● PAGE EXCERPT
■ ■ ■

I think this is a very web-development-centric view on things. In fact, I dare suggest that the world does not revolve around JS, and the bulk of development, especially in-house, is done in fairly pedestrian languages (C++, Java, C#). Web developers tend to have more web presence, naturally, so the majority of public discussions and news may make it seem to be representative of the world.


the rest of the world is falling in love with the "power" of weak typing systems

Really? I'd argue the exact opposite -- with F# and Scala (and some others) on the rise, I think there are plenty of people who are fed up with weak/dynamic typing and want to take advantage of building programs with strong type systems.

At the very least, it seems that the programming world is becoming much more polarized. Anecdotally, it seems that every developer I know is either a proponent of strong/static typing or weak/dynamic typing -- but I don't know anyone that's just sitting on the fence.


I'm certainly going the other way. After working almost exclusively in dynamic languages for almost 10 years I'm finding it enormously refreshing to have the help of the compiler again when I'm writing Scala code. Even the primitive type system of Objective-C is a welcome change. Of course, occasionally you need an escape hatch. But, in my experiences, the good static languages give you enough wiggle room to do this when you really need to.


The term "strong" appears overloaded here. A language can be dynamically typed, but still have strong typing (in the sense that the language, whether at compile time or runtime, enforces what operations are allowed on a particular value).


This is true. Lisp compiles beautifully if you put the work into making it do so, and this work can be automated with macros.


Those in favor of only static typing and those in favor of only dynamic typing are living in the past. Any interesting evolution in programming languages will allow developers to program with and without types / contracts from the same language.


In Mascara (my own project) you can start out with dynamically typed JavaScript, but then gradually add type annotation as appropriate to provide stronger verification. It can be done using structural types without changing the runtime semantics, and further by rewriting to use classes and nominal typing.

I think this provides a useful upgrade path, because type verification is a hassle with small projects, but becomes increasingly valuable (IMHO) as the program grows.

■ ■ ■

● GIVEN DATA

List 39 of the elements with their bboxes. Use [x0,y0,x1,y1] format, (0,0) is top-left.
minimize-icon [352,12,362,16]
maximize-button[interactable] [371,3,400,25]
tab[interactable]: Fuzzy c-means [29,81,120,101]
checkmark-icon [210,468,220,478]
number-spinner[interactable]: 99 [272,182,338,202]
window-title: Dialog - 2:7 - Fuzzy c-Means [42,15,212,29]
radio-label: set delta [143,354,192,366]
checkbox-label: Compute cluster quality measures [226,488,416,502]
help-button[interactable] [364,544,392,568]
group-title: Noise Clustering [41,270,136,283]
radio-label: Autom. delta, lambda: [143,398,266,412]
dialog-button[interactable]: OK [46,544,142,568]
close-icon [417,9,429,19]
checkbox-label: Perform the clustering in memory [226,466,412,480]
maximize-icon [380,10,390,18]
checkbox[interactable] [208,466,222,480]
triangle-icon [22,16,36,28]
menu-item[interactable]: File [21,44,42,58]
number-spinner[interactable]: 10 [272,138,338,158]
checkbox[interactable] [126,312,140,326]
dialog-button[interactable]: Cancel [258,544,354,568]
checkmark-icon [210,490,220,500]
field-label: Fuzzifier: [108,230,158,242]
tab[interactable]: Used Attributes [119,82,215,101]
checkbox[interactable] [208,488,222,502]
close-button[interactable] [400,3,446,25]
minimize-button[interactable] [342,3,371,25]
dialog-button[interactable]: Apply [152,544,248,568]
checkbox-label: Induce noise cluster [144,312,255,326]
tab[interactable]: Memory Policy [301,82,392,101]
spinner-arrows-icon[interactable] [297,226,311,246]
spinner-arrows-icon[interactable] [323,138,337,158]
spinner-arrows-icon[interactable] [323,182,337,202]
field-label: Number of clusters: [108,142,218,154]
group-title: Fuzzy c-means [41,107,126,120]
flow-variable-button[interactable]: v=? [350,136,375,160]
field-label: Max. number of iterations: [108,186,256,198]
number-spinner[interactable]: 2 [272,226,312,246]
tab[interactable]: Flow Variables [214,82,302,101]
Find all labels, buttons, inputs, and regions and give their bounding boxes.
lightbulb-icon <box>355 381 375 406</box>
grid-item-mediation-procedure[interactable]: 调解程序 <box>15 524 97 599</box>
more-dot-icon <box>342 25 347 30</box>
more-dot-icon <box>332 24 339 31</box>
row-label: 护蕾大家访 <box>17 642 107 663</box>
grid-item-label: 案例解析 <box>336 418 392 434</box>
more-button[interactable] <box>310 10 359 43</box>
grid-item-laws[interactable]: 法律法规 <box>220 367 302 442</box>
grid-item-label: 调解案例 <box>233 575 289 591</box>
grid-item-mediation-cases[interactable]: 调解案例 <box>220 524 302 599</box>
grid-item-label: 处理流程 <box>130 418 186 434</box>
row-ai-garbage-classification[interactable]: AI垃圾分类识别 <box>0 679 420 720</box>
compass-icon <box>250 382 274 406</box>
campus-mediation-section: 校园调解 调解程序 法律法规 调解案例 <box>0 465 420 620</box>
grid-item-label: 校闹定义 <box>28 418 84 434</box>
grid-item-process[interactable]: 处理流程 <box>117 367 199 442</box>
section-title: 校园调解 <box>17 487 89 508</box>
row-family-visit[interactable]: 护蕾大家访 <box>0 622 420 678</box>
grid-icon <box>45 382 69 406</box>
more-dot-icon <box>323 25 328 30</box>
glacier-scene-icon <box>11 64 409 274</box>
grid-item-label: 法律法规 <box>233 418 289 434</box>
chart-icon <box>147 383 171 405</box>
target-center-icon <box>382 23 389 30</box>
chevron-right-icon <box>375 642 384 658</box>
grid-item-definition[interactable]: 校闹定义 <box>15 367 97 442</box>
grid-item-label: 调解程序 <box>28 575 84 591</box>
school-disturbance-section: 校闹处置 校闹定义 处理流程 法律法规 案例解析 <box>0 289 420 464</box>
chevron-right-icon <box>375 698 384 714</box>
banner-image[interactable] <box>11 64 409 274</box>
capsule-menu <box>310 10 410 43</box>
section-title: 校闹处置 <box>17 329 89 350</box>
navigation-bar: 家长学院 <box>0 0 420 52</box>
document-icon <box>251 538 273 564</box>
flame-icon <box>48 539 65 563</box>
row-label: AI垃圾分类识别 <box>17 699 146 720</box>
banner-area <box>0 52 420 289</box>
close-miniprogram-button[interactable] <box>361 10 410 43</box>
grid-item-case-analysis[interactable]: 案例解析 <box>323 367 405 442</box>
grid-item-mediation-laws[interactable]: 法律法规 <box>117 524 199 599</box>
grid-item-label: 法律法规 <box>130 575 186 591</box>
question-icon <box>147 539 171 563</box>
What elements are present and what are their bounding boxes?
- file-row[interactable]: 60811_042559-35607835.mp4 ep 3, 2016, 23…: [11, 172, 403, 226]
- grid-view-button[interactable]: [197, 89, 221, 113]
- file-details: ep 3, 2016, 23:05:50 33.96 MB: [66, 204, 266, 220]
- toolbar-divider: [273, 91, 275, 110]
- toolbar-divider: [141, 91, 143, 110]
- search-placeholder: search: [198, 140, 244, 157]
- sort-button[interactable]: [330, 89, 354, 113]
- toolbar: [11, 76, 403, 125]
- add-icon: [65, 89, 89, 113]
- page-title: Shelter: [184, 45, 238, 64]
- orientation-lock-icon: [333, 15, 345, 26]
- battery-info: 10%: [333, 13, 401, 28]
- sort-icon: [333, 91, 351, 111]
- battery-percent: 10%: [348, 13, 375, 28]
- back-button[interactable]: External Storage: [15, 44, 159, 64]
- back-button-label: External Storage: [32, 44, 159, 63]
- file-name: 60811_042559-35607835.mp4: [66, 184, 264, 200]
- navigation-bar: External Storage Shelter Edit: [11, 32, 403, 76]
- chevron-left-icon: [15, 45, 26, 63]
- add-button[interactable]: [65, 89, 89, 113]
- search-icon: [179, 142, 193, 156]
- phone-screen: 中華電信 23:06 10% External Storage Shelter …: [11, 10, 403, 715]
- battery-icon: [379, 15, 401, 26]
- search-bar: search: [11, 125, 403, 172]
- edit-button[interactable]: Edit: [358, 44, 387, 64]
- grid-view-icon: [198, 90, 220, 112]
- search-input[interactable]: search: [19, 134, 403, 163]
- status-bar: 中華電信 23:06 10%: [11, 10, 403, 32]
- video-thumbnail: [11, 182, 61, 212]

■ ■ ■

● TASK STATEMENT
Turn the paragraph in the typing discussion above that begins "In Mascara (my own project)" into a short bulleted list that keeps its main facts.

● EXERCISE RESULT
- Mascara is the writer's own project.
- You can start with dynamically typed JavaScript and gradually add type annotations for stronger verification.
- This can be done with structural types, without changing the runtime semantics.
- It can go further by rewriting the code to use classes and nominal typing.